Work required: Every entry must be given again exactly.

Dataset records:

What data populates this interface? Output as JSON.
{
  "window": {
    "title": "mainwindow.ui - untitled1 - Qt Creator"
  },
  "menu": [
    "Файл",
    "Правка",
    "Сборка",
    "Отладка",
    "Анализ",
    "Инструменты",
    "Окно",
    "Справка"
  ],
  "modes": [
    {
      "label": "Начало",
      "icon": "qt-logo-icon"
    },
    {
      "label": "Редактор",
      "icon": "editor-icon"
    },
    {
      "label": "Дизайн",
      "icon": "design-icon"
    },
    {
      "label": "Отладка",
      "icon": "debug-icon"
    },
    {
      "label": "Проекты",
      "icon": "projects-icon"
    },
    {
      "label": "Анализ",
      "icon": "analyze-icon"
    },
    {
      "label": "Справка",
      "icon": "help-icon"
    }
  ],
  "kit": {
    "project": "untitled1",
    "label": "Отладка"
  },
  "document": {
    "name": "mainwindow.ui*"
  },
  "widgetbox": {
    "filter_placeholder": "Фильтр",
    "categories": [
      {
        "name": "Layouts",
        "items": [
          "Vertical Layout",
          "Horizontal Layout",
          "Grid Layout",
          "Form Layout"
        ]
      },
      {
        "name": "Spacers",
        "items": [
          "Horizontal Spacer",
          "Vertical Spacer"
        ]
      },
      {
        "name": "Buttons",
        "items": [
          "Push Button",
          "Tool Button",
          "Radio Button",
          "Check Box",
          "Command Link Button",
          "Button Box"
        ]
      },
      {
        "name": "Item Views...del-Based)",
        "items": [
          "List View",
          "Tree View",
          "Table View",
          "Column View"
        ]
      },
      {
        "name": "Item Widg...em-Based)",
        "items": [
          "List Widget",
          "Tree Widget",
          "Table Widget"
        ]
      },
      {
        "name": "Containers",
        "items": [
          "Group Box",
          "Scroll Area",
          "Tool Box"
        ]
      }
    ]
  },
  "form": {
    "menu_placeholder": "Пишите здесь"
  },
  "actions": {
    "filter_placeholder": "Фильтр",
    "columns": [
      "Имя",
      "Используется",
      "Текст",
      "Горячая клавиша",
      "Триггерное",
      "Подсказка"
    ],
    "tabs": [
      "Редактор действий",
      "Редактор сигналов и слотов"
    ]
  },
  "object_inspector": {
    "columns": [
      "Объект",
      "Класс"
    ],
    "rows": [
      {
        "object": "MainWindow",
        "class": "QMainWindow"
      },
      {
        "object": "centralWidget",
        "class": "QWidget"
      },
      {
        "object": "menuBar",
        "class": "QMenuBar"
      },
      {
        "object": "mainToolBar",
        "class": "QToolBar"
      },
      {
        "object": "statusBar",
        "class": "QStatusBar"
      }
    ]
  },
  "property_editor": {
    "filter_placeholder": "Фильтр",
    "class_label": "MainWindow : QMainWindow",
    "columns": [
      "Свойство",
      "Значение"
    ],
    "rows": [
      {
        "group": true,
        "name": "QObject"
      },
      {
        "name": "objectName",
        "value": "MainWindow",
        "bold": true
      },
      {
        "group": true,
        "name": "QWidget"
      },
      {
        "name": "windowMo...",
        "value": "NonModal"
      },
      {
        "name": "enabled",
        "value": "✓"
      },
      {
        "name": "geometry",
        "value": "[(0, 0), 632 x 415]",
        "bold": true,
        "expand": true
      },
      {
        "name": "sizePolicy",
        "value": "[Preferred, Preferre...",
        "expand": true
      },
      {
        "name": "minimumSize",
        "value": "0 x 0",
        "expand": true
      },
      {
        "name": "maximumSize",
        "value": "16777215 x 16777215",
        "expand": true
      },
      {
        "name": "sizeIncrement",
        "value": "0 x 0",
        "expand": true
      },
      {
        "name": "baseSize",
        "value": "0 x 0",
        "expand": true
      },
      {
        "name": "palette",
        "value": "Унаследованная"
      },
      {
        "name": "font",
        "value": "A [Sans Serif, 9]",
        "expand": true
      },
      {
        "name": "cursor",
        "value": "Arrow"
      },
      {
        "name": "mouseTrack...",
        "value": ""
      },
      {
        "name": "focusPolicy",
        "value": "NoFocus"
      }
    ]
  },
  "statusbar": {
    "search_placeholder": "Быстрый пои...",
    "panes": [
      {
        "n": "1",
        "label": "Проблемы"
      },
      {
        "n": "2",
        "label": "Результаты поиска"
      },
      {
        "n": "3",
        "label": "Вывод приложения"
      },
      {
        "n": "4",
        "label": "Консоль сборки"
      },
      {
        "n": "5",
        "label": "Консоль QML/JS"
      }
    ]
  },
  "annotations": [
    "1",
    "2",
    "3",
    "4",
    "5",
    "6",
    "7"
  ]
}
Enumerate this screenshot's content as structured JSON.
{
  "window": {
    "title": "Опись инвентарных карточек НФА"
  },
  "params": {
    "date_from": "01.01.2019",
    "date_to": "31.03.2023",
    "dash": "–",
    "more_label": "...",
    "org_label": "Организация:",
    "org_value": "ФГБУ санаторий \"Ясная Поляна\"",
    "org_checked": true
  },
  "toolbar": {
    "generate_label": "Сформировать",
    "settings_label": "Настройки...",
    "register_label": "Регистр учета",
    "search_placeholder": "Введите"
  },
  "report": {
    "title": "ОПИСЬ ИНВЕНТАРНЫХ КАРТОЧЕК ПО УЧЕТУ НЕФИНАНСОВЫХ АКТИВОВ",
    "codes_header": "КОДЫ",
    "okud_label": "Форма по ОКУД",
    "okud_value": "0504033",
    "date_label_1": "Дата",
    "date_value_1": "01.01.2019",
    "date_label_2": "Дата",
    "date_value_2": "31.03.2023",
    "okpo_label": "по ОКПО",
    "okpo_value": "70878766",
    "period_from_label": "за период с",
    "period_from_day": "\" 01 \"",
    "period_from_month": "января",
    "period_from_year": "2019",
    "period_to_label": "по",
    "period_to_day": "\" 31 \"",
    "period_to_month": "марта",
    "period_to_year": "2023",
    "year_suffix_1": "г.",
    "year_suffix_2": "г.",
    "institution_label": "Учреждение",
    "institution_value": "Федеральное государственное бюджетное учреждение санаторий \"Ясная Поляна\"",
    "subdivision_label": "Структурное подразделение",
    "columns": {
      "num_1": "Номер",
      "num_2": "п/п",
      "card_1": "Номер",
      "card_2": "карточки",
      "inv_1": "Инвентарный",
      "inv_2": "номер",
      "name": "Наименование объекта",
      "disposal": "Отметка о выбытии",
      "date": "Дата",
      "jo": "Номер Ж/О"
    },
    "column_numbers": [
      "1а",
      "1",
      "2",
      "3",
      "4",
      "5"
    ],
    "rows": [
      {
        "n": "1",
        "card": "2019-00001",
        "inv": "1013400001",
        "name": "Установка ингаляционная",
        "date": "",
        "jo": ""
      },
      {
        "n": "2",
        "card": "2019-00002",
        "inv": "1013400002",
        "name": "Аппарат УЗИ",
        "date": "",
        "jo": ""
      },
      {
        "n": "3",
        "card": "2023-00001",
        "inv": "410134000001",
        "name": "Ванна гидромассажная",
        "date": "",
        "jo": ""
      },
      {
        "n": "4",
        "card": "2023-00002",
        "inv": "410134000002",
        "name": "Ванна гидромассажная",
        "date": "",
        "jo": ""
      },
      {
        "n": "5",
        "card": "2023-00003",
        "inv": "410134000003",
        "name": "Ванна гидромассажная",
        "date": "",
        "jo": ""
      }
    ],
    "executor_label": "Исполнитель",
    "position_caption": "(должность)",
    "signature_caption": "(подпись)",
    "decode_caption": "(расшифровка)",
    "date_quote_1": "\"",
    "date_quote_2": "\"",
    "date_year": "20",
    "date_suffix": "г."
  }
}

The completed task:
What data populates this interface? Output as JSON.
{
  "window": {
    "title": "mainwindow.ui - untitled1 - Qt Creator"
  },
  "menu": [
    "Файл",
    "Правка",
    "Сборка",
    "Отладка",
    "Анализ",
    "Инструменты",
    "Окно",
    "Справка"
  ],
  "modes": [
    {
      "label": "Начало",
      "icon": "qt-logo-icon"
    },
    {
      "label": "Редактор",
      "icon": "editor-icon"
    },
    {
      "label": "Дизайн",
      "icon": "design-icon"
    },
    {
      "label": "Отладка",
      "icon": "debug-icon"
    },
    {
      "label": "Проекты",
      "icon": "projects-icon"
    },
    {
      "label": "Анализ",
      "icon": "analyze-icon"
    },
    {
      "label": "Справка",
      "icon": "help-icon"
    }
  ],
  "kit": {
    "project": "untitled1",
    "label": "Отладка"
  },
  "document": {
    "name": "mainwindow.ui*"
  },
  "widgetbox": {
    "filter_placeholder": "Фильтр",
    "categories": [
      {
        "name": "Layouts",
        "items": [
          "Vertical Layout",
          "Horizontal Layout",
          "Grid Layout",
          "Form Layout"
        ]
      },
      {
        "name": "Spacers",
        "items": [
          "Horizontal Spacer",
          "Vertical Spacer"
        ]
      },
      {
        "name": "Buttons",
        "items": [
          "Push Button",
          "Tool Button",
          "Radio Button",
          "Check Box",
          "Command Link Button",
          "Button Box"
        ]
      },
      {
        "name": "Item Views...del-Based)",
        "items": [
          "List View",
          "Tree View",
          "Table View",
          "Column View"
        ]
      },
      {
        "name": "Item Widg...em-Based)",
        "items": [
          "List Widget",
          "Tree Widget",
          "Table Widget"
        ]
      },
      {
        "name": "Containers",
        "items": [
          "Group Box",
          "Scroll Area",
          "Tool Box"
        ]
      }
    ]
  },
  "form": {
    "menu_placeholder": "Пишите здесь"
  },
  "actions": {
    "filter_placeholder": "Фильтр",
    "columns": [
      "Имя",
      "Используется",
      "Текст",
      "Горячая клавиша",
      "Триггерное",
      "Подсказка"
    ],
    "tabs": [
      "Редактор действий",
      "Редактор сигналов и слотов"
    ]
  },
  "object_inspector": {
    "columns": [
      "Объект",
      "Класс"
    ],
    "rows": [
      {
        "object": "MainWindow",
        "class": "QMainWindow"
      },
      {
        "object": "centralWidget",
        "class": "QWidget"
      },
      {
        "object": "menuBar",
        "class": "QMenuBar"
      },
      {
        "object": "mainToolBar",
        "class": "QToolBar"
      },
      {
        "object": "statusBar",
        "class": "QStatusBar"
      }
    ]
  },
  "property_editor": {
    "filter_placeholder": "Фильтр",
    "class_label": "MainWindow : QMainWindow",
    "columns": [
      "Свойство",
      "Значение"
    ],
    "rows": [
      {
        "group": true,
        "name": "QObject"
      },
      {
        "name": "objectName",
        "value": "MainWindow",
        "bold": true
      },
      {
        "group": true,
        "name": "QWidget"
      },
      {
        "name": "windowMo...",
        "value": "NonModal"
      },
      {
        "name": "enabled",
        "value": "✓"
      },
      {
        "name": "geometry",
        "value": "[(0, 0), 632 x 415]",
        "bold": true,
        "expand": true
      },
      {
        "name": "sizePolicy",
        "value": "[Preferred, Preferre...",
        "expand": true
      },
      {
        "name": "minimumSize",
        "value": "0 x 0",
        "expand": true
      },
      {
        "name": "maximumSize",
        "value": "16777215 x 16777215",
        "expand": true
      },
      {
        "name": "sizeIncrement",
        "value": "0 x 0",
        "expand": true
      },
      {
        "name": "baseSize",
        "value": "0 x 0",
        "expand": true
      },
      {
        "name": "palette",
        "value": "Унаследованная"
      },
      {
        "name": "font",
        "value": "A [Sans Serif, 9]",
        "expand": true
      },
      {
        "name": "cursor",
        "value": "Arrow"
      },
      {
        "name": "mouseTrack...",
        "value": ""
      },
      {
        "name": "focusPolicy",
        "value": "NoFocus"
      }
    ]
  },
  "statusbar": {
    "search_placeholder": "Быстрый пои...",
    "panes": [
      {
        "n": "1",
        "label": "Проблемы"
      },
      {
        "n": "2",
        "label": "Результаты поиска"
      },
      {
        "n": "3",
        "label": "Вывод приложения"
      },
      {
        "n": "4",
        "label": "Консоль сборки"
      },
      {
        "n": "5",
        "label": "Консоль QML/JS"
      }
    ]
  },
  "annotations": [
    "1",
    "2",
    "3",
    "4",
    "5",
    "6",
    "7"
  ]
}
Enumerate this screenshot's content as structured JSON.
{
  "window": {
    "title": "Опись инвентарных карточек НФА"
  },
  "params": {
    "date_from": "01.01.2019",
    "date_to": "31.03.2023",
    "dash": "–",
    "more_label": "...",
    "org_label": "Организация:",
    "org_value": "ФГБУ санаторий \"Ясная Поляна\"",
    "org_checked": true
  },
  "toolbar": {
    "generate_label": "Сформировать",
    "settings_label": "Настройки...",
    "register_label": "Регистр учета",
    "search_placeholder": "Введите"
  },
  "report": {
    "title": "ОПИСЬ ИНВЕНТАРНЫХ КАРТОЧЕК ПО УЧЕТУ НЕФИНАНСОВЫХ АКТИВОВ",
    "codes_header": "КОДЫ",
    "okud_label": "Форма по ОКУД",
    "okud_value": "0504033",
    "date_label_1": "Дата",
    "date_value_1": "01.01.2019",
    "date_label_2": "Дата",
    "date_value_2": "31.03.2023",
    "okpo_label": "по ОКПО",
    "okpo_value": "70878766",
    "period_from_label": "за период с",
    "period_from_day": "\" 01 \"",
    "period_from_month": "января",
    "period_from_year": "2019",
    "period_to_label": "по",
    "period_to_day": "\" 31 \"",
    "period_to_month": "марта",
    "period_to_year": "2023",
    "year_suffix_1": "г.",
    "year_suffix_2": "г.",
    "institution_label": "Учреждение",
    "institution_value": "Федеральное государственное бюджетное учреждение санаторий \"Ясная Поляна\"",
    "subdivision_label": "Структурное подразделение",
    "columns": {
      "num_1": "Номер",
      "num_2": "п/п",
      "card_1": "Номер",
      "card_2": "карточки",
      "inv_1": "Инвентарный",
      "inv_2": "номер",
      "name": "Наименование объекта",
      "disposal": "Отметка о выбытии",
      "date": "Дата",
      "jo": "Номер Ж/О"
    },
    "column_numbers": [
      "1а",
      "1",
      "2",
      "3",
      "4",
      "5"
    ],
    "rows": [
      {
        "n": "1",
        "card": "2019-00001",
        "inv": "1013400001",
        "name": "Установка ингаляционная",
        "date": "",
        "jo": ""
      },
      {
        "n": "2",
        "card": "2019-00002",
        "inv": "1013400002",
        "name": "Аппарат УЗИ",
        "date": "",
        "jo": ""
      },
      {
        "n": "3",
        "card": "2023-00001",
        "inv": "410134000001",
        "name": "Ванна гидромассажная",
        "date": "",
        "jo": ""
      },
      {
        "n": "4",
        "card": "2023-00002",
        "inv": "410134000002",
        "name": "Ванна гидромассажная",
        "date": "",
        "jo": ""
      },
      {
        "n": "5",
        "card": "2023-00003",
        "inv": "410134000003",
        "name": "Ванна гидромассажная",
        "date": "",
        "jo": ""
      }
    ],
    "executor_label": "Исполнитель",
    "position_caption": "(должность)",
    "signature_caption": "(подпись)",
    "decode_caption": "(расшифровка)",
    "date_quote_1": "\"",
    "date_quote_2": "\"",
    "date_year": "20",
    "date_suffix": "г."
  }
}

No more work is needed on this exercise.